CHALLENGE —
Reproduce without changes the lines of the material starting at the line that contains "paragraph-section-3-5: 3.5. Оплата" and ending at the line that contains "paragraph-submission: Сформированная и", including both of those lines.

■ ■ ■ ■ ■ ■ ■

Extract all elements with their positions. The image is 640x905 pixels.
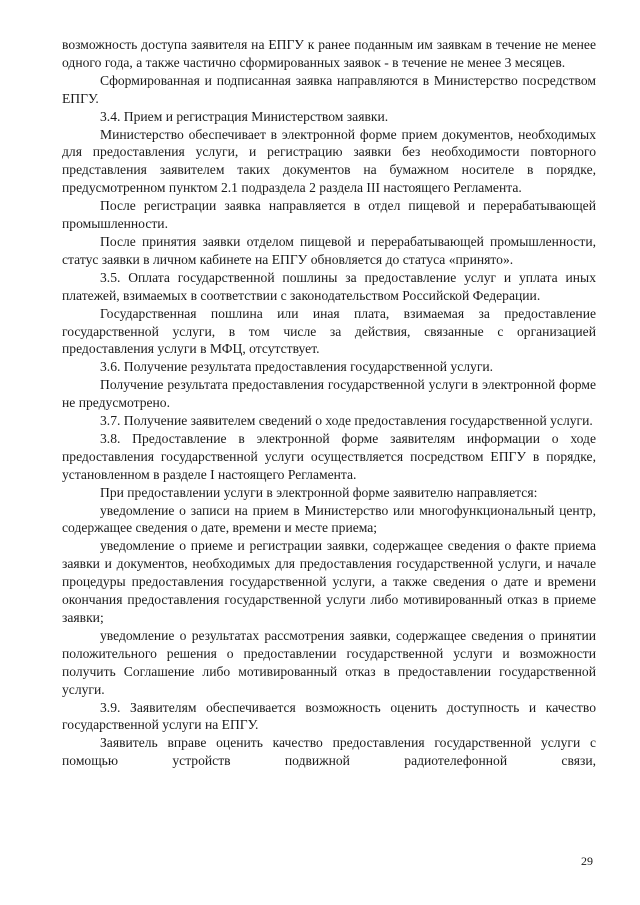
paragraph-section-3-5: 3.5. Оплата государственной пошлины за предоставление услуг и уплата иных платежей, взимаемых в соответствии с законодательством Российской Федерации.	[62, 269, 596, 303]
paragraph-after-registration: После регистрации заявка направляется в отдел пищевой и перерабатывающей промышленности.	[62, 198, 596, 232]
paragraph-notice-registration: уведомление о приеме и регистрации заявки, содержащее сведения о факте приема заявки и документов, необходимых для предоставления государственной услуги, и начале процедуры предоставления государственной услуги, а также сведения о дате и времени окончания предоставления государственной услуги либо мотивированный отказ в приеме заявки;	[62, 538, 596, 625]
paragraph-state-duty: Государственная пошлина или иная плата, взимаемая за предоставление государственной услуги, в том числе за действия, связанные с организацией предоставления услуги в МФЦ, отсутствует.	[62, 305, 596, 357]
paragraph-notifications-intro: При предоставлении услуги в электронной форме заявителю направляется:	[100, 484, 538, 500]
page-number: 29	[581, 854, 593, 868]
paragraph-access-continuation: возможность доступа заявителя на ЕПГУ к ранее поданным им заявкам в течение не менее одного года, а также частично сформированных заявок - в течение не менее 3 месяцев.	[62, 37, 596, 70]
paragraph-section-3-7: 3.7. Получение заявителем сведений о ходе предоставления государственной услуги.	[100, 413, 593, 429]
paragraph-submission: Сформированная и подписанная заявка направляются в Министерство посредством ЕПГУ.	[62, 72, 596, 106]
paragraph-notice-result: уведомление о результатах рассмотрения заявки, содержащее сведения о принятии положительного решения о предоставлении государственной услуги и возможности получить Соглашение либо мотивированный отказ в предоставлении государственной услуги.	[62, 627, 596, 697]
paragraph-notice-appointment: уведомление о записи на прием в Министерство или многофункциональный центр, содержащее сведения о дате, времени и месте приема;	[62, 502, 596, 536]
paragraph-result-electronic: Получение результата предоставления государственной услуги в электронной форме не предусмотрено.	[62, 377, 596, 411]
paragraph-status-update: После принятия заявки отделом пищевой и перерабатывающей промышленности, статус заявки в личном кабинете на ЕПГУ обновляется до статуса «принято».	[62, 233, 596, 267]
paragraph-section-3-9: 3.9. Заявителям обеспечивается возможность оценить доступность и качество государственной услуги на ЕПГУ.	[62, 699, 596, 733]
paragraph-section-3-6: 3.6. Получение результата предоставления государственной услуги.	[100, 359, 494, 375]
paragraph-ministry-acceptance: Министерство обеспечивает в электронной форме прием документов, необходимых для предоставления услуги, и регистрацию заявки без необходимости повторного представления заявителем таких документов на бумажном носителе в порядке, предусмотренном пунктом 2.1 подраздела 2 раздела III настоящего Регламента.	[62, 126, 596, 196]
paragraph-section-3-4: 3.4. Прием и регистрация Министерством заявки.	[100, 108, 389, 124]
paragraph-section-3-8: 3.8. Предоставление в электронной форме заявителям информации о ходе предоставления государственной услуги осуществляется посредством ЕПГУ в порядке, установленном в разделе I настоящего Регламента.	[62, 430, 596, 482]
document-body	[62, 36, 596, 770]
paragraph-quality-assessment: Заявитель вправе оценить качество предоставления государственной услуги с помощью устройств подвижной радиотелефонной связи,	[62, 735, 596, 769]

■ ■ ■ ■ ■ ■ ■

RIGHT ANSWER —
paragraph-section-3-5: 3.5. Оплата государственной пошлины за предоставление услуг и уплата иных платежей, взимаемых в соответствии с законодательством Российской Федерации.	[62, 269, 596, 303]
paragraph-after-registration: После регистрации заявка направляется в отдел пищевой и перерабатывающей промышленности.	[62, 198, 596, 232]
paragraph-notice-registration: уведомление о приеме и регистрации заявки, содержащее сведения о факте приема заявки и документов, необходимых для предоставления государственной услуги, и начале процедуры предоставления государственной услуги, а также сведения о дате и времени окончания предоставления государственной услуги либо мотивированный отказ в приеме заявки;	[62, 538, 596, 625]
paragraph-state-duty: Государственная пошлина или иная плата, взимаемая за предоставление государственной услуги, в том числе за действия, связанные с организацией предоставления услуги в МФЦ, отсутствует.	[62, 305, 596, 357]
paragraph-notifications-intro: При предоставлении услуги в электронной форме заявителю направляется:	[100, 484, 538, 500]
page-number: 29	[581, 854, 593, 868]
paragraph-access-continuation: возможность доступа заявителя на ЕПГУ к ранее поданным им заявкам в течение не менее одного года, а также частично сформированных заявок - в течение не менее 3 месяцев.	[62, 37, 596, 70]
paragraph-section-3-7: 3.7. Получение заявителем сведений о ходе предоставления государственной услуги.	[100, 413, 593, 429]
paragraph-submission: Сформированная и подписанная заявка направляются в Министерство посредством ЕПГУ.	[62, 72, 596, 106]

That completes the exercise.